Copy each line of the records below verbatim, with no changes.

··· Available records ···

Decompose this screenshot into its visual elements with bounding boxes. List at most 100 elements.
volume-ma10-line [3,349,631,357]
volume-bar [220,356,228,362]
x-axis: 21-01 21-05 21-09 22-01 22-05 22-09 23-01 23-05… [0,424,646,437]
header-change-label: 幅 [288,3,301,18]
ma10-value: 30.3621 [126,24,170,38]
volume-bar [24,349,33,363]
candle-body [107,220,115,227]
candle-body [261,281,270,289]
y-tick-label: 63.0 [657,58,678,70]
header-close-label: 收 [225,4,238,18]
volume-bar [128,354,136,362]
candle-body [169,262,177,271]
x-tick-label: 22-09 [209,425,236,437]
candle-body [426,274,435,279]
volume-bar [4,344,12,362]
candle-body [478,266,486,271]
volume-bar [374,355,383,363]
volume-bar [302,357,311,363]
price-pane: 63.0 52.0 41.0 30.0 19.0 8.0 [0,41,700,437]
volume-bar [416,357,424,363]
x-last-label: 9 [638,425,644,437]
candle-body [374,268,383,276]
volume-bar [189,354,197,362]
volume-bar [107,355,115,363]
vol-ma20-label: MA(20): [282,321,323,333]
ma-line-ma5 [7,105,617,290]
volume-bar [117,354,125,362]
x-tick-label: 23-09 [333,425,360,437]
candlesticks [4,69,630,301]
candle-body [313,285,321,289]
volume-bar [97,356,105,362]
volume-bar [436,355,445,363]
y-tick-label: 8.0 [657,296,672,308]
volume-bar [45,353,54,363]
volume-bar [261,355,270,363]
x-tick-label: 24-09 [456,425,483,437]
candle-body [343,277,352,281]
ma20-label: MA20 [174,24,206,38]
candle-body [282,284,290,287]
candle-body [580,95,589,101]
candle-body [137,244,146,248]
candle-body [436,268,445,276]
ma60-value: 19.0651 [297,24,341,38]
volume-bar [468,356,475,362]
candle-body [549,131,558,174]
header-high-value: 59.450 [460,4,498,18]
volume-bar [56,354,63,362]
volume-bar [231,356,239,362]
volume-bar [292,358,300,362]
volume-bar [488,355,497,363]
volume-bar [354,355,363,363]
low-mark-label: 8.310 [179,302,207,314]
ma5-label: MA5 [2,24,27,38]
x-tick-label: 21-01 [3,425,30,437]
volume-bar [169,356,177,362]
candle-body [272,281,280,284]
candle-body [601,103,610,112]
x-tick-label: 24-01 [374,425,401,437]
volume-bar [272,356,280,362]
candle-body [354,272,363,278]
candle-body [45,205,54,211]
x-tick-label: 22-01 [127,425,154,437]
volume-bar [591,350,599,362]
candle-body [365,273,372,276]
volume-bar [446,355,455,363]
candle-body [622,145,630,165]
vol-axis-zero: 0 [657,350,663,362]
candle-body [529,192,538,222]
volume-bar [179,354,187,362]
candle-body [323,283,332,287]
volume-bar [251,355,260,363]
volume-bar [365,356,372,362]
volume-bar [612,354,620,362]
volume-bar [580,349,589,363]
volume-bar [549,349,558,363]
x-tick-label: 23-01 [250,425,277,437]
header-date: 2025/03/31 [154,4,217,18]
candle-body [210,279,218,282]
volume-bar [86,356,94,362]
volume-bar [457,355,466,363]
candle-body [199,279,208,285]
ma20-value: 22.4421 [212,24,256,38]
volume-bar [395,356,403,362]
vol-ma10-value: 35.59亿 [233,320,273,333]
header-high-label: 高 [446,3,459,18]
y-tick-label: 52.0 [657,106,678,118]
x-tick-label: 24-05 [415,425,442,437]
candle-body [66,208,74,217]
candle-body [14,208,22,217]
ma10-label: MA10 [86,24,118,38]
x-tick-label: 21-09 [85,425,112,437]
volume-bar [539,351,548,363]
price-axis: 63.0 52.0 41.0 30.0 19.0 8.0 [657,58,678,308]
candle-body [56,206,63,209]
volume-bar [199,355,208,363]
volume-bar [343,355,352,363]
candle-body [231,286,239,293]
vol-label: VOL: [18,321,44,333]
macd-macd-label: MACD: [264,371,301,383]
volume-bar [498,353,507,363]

···

> [Expected answer]
Decompose this screenshot into its visual elements with bounding boxes. List at most 100 elements.
volume-ma10-line [3,349,631,357]
volume-bar [220,356,228,362]
x-axis: 21-01 21-05 21-09 22-01 22-05 22-09 23-01 23-05… [0,424,646,437]
header-change-label: 幅 [288,3,301,18]
ma10-value: 30.3621 [126,24,170,38]
volume-bar [24,349,33,363]
candle-body [107,220,115,227]
candle-body [261,281,270,289]
y-tick-label: 63.0 [657,58,678,70]
header-close-label: 收 [225,4,238,18]
volume-bar [128,354,136,362]
candle-body [169,262,177,271]
x-tick-label: 22-09 [209,425,236,437]
candle-body [426,274,435,279]
volume-bar [4,344,12,362]
candle-body [478,266,486,271]
volume-bar [374,355,383,363]
volume-bar [302,357,311,363]
price-pane: 63.0 52.0 41.0 30.0 19.0 8.0 [0,41,700,437]
volume-bar [416,357,424,363]
x-last-label: 9 [638,425,644,437]
candle-body [374,268,383,276]
volume-bar [189,354,197,362]
volume-bar [107,355,115,363]
vol-ma20-label: MA(20): [282,321,323,333]
ma-line-ma5 [7,105,617,290]
volume-bar [117,354,125,362]
x-tick-label: 23-09 [333,425,360,437]
candlesticks [4,69,630,301]
candle-body [313,285,321,289]
volume-bar [97,356,105,362]
volume-bar [436,355,445,363]
y-tick-label: 8.0 [657,296,672,308]
volume-bar [45,353,54,363]
volume-bar [261,355,270,363]
x-tick-label: 24-09 [456,425,483,437]
candle-body [343,277,352,281]
ma20-label: MA20 [174,24,206,38]
candle-body [282,284,290,287]
candle-body [580,95,589,101]
candle-body [137,244,146,248]
candle-body [436,268,445,276]
ma60-value: 19.0651 [297,24,341,38]
volume-bar [468,356,475,362]
candle-body [549,131,558,174]
header-high-value: 59.450 [460,4,498,18]
volume-bar [56,354,63,362]
volume-bar [231,356,239,362]
volume-bar [292,358,300,362]
volume-bar [488,355,497,363]
volume-bar [354,355,363,363]
low-mark-label: 8.310 [179,302,207,314]
ma5-label: MA5 [2,24,27,38]
x-tick-label: 21-01 [3,425,30,437]
volume-bar [169,356,177,362]
candle-body [272,281,280,284]
candle-body [601,103,610,112]
x-tick-label: 24-01 [374,425,401,437]
volume-bar [272,356,280,362]
candle-body [354,272,363,278]
candle-body [45,205,54,211]
x-tick-label: 22-01 [127,425,154,437]
volume-bar [591,350,599,362]
candle-body [365,273,372,276]
volume-bar [446,355,455,363]
candle-body [622,145,630,165]
vol-axis-zero: 0 [657,350,663,362]
candle-body [529,192,538,222]
volume-bar [179,354,187,362]
candle-body [323,283,332,287]
volume-bar [251,355,260,363]
volume-bar [365,356,372,362]
volume-bar [612,354,620,362]
volume-bar [580,349,589,363]
volume-bar [549,349,558,363]
x-tick-label: 23-01 [250,425,277,437]
header-date: 2025/03/31 [154,4,217,18]
candle-body [210,279,218,282]
volume-bar [86,356,94,362]
volume-bar [457,355,466,363]
candle-body [199,279,208,285]
ma20-value: 22.4421 [212,24,256,38]
volume-bar [395,356,403,362]
vol-ma10-value: 35.59亿 [233,320,273,333]
header-high-label: 高 [446,3,459,18]
y-tick-label: 52.0 [657,106,678,118]
x-tick-label: 24-05 [415,425,442,437]
candle-body [66,208,74,217]
candle-body [14,208,22,217]
ma10-label: MA10 [86,24,118,38]
x-tick-label: 21-09 [85,425,112,437]
volume-bar [539,351,548,363]
price-axis: 63.0 52.0 41.0 30.0 19.0 8.0 [657,58,678,308]
candle-body [56,206,63,209]
volume-bar [199,355,208,363]
volume-bar [343,355,352,363]
candle-body [231,286,239,293]
vol-label: VOL: [18,321,44,333]
macd-macd-label: MACD: [264,371,301,383]
volume-bar [498,353,507,363]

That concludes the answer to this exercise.